## WHAT IS ASKED
Among the entries, which lines carry the string "drive"? Copy each of them.

begin SUPPLIED INFORMATION

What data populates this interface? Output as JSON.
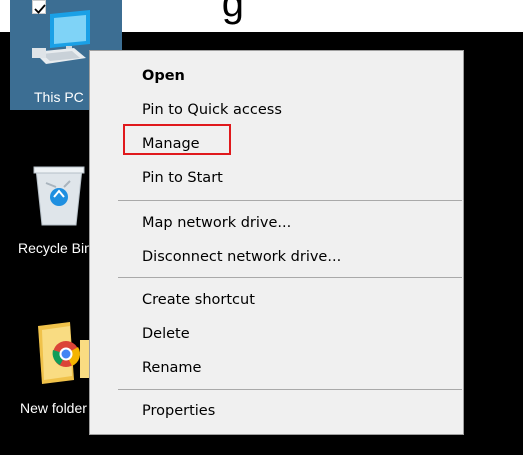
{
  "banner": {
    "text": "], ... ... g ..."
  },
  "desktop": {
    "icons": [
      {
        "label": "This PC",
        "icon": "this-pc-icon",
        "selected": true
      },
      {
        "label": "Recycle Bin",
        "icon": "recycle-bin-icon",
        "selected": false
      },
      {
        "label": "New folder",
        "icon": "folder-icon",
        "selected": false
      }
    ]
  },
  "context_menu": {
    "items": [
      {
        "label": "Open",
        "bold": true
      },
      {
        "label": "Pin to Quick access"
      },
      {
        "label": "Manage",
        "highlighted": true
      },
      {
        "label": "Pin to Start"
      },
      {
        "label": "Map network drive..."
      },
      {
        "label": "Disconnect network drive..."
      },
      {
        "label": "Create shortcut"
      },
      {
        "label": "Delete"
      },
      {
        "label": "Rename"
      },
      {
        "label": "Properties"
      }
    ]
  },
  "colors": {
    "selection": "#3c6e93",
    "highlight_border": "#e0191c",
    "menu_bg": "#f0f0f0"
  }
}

end SUPPLIED INFORMATION
begin SUPPLIED INFORMATION

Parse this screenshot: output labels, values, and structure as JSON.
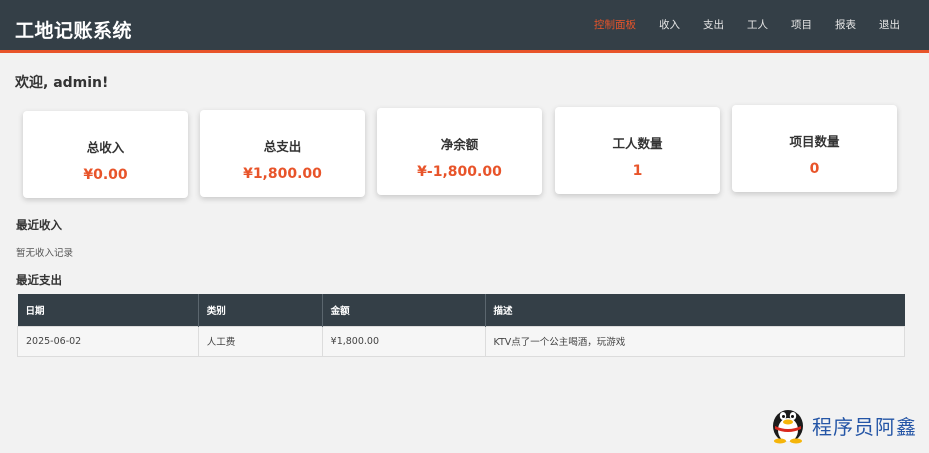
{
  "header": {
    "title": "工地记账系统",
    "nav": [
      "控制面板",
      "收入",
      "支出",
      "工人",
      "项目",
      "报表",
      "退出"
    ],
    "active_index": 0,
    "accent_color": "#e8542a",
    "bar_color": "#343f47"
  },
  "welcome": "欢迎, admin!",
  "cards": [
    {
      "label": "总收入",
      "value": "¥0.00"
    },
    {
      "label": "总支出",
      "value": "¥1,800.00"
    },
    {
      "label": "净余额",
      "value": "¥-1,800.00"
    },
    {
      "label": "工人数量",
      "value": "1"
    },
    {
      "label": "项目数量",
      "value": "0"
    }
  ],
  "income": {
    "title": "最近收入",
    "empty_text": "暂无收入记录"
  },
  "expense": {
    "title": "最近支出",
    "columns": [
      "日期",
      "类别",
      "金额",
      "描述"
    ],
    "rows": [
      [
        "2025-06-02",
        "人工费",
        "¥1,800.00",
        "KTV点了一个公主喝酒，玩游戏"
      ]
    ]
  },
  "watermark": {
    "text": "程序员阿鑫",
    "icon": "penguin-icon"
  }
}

end SUPPLIED INFORMATION
begin SUPPLIED INFORMATION

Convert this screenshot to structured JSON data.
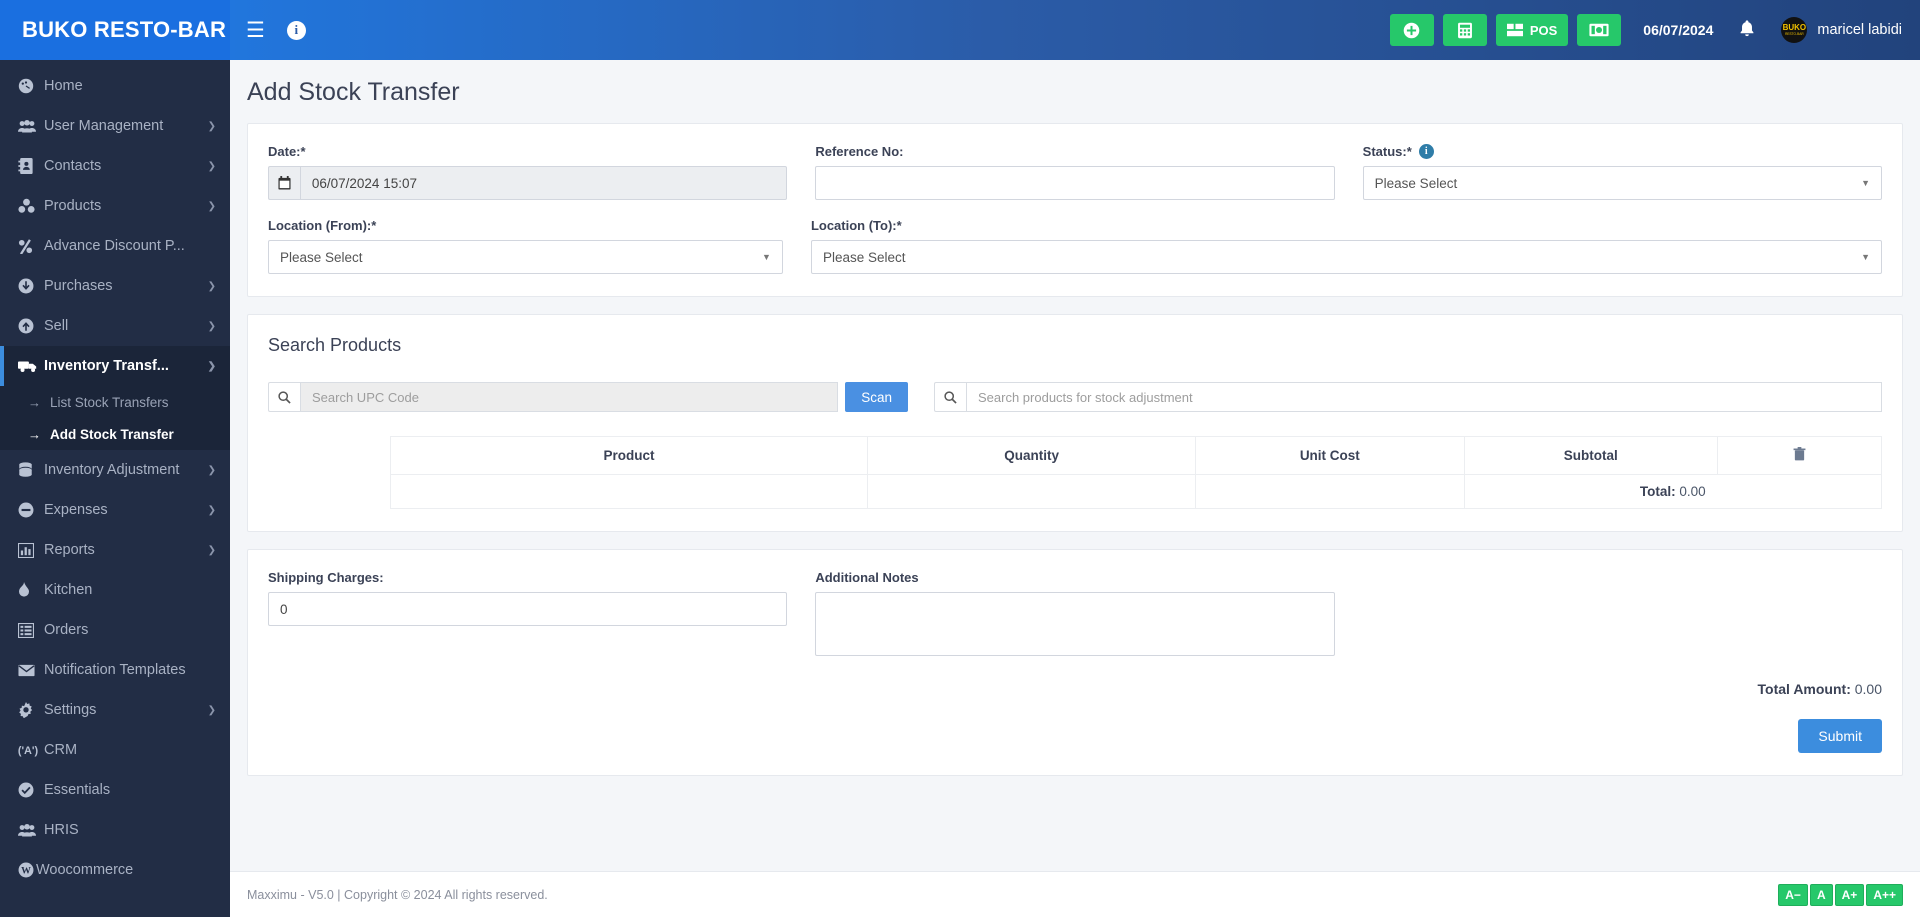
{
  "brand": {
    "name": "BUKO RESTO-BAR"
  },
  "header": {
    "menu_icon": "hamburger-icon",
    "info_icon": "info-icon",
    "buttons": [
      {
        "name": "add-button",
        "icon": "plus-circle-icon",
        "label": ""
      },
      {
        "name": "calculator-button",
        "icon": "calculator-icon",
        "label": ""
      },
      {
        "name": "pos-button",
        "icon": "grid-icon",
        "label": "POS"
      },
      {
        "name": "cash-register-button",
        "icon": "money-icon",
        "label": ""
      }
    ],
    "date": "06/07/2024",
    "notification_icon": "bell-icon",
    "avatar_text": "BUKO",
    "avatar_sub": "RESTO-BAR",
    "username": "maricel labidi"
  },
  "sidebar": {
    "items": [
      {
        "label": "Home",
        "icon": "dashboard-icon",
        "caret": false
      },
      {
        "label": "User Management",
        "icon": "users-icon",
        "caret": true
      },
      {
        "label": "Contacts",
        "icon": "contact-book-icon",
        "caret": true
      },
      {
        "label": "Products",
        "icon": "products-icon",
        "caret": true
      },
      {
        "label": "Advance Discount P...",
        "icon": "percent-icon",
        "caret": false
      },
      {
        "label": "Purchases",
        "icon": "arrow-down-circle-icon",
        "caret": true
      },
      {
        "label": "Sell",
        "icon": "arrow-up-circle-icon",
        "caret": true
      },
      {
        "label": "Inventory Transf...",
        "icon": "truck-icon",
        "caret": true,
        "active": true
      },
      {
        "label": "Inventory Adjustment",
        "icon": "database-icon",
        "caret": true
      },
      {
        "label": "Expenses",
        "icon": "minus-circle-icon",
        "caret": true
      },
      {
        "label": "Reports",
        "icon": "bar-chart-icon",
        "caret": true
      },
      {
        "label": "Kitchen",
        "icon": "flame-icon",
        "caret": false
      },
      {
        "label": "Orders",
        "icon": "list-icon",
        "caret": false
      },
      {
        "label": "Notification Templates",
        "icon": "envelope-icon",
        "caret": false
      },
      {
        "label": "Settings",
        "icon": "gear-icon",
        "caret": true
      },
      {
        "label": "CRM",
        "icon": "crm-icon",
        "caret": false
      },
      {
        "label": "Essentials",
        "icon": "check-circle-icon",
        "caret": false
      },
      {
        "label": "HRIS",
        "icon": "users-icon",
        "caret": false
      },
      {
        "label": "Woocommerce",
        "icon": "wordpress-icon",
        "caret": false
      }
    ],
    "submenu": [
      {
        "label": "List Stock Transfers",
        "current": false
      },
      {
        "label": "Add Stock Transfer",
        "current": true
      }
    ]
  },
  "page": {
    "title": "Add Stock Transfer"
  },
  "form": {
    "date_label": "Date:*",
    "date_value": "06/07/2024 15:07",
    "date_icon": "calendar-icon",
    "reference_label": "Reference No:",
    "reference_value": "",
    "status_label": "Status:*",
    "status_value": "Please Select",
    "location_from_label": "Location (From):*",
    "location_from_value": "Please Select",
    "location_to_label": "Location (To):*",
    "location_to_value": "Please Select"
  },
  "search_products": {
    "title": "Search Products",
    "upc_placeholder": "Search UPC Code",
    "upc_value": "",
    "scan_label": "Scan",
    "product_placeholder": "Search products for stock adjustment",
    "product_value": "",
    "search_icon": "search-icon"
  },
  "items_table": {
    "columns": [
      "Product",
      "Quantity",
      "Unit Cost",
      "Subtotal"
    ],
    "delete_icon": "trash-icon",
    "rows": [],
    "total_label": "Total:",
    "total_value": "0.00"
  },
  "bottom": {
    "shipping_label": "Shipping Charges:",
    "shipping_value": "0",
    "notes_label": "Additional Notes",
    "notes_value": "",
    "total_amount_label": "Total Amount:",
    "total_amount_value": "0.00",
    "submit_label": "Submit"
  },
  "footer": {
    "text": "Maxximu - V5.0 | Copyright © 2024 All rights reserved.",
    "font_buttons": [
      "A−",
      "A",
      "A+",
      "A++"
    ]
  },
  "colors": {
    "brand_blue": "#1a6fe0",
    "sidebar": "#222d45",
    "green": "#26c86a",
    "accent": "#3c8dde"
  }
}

end SUPPLIED INFORMATION

## COMPLETE OUTPUT
        "label": "Map network drive..."
        "label": "Disconnect network drive..."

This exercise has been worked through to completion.